- [Data]

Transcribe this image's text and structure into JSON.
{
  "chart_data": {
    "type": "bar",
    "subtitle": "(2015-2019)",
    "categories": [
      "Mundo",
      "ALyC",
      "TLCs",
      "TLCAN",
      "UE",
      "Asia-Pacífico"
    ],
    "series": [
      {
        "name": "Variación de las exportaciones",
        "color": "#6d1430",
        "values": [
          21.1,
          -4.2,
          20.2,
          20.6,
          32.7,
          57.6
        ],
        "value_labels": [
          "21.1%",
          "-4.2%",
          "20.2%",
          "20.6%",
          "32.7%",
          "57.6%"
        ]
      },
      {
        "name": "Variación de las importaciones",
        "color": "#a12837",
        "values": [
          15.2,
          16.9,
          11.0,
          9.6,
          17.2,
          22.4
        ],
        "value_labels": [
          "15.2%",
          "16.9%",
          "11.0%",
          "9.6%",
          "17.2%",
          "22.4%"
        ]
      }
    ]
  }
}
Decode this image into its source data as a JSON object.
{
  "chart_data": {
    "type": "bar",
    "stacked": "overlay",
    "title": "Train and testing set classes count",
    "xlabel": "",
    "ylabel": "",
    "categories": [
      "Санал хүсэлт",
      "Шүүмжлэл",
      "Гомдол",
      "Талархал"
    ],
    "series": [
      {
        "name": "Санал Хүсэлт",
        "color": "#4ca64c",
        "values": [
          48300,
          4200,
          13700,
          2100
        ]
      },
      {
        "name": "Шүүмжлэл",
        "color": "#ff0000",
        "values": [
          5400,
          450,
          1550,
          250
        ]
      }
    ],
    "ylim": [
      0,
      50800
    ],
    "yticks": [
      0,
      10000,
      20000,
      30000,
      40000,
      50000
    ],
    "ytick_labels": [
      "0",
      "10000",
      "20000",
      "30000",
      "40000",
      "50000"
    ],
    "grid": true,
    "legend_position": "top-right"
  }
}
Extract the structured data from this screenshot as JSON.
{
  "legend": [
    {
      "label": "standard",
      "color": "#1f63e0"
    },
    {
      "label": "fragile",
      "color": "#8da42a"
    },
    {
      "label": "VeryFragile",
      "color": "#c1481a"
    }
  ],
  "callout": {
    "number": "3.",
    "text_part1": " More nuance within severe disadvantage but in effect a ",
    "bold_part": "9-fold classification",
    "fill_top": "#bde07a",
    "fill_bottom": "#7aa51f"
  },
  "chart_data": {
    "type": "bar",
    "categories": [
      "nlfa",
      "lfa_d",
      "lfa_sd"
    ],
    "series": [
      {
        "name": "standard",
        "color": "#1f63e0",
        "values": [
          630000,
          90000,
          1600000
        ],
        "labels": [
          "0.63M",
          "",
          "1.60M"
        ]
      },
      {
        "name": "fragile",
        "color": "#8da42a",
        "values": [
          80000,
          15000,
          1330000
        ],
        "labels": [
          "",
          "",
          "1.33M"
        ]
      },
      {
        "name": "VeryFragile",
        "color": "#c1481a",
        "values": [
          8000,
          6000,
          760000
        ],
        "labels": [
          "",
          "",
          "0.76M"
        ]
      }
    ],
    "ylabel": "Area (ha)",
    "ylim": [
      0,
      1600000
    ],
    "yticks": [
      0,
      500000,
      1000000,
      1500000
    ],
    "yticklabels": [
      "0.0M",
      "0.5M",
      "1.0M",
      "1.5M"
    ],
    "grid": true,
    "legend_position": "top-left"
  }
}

- [What you have to do]
Repeat, without change, each line of the data above from the one that contains "Extract the structured" through the final line, counting both.

- [Complete response]
Extract the structured data from this screenshot as JSON.
{
  "legend": [
    {
      "label": "standard",
      "color": "#1f63e0"
    },
    {
      "label": "fragile",
      "color": "#8da42a"
    },
    {
      "label": "VeryFragile",
      "color": "#c1481a"
    }
  ],
  "callout": {
    "number": "3.",
    "text_part1": " More nuance within severe disadvantage but in effect a ",
    "bold_part": "9-fold classification",
    "fill_top": "#bde07a",
    "fill_bottom": "#7aa51f"
  },
  "chart_data": {
    "type": "bar",
    "categories": [
      "nlfa",
      "lfa_d",
      "lfa_sd"
    ],
    "series": [
      {
        "name": "standard",
        "color": "#1f63e0",
        "values": [
          630000,
          90000,
          1600000
        ],
        "labels": [
          "0.63M",
          "",
          "1.60M"
        ]
      },
      {
        "name": "fragile",
        "color": "#8da42a",
        "values": [
          80000,
          15000,
          1330000
        ],
        "labels": [
          "",
          "",
          "1.33M"
        ]
      },
      {
        "name": "VeryFragile",
        "color": "#c1481a",
        "values": [
          8000,
          6000,
          760000
        ],
        "labels": [
          "",
          "",
          "0.76M"
        ]
      }
    ],
    "ylabel": "Area (ha)",
    "ylim": [
      0,
      1600000
    ],
    "yticks": [
      0,
      500000,
      1000000,
      1500000
    ],
    "yticklabels": [
      "0.0M",
      "0.5M",
      "1.0M",
      "1.5M"
    ],
    "grid": true,
    "legend_position": "top-left"
  }
}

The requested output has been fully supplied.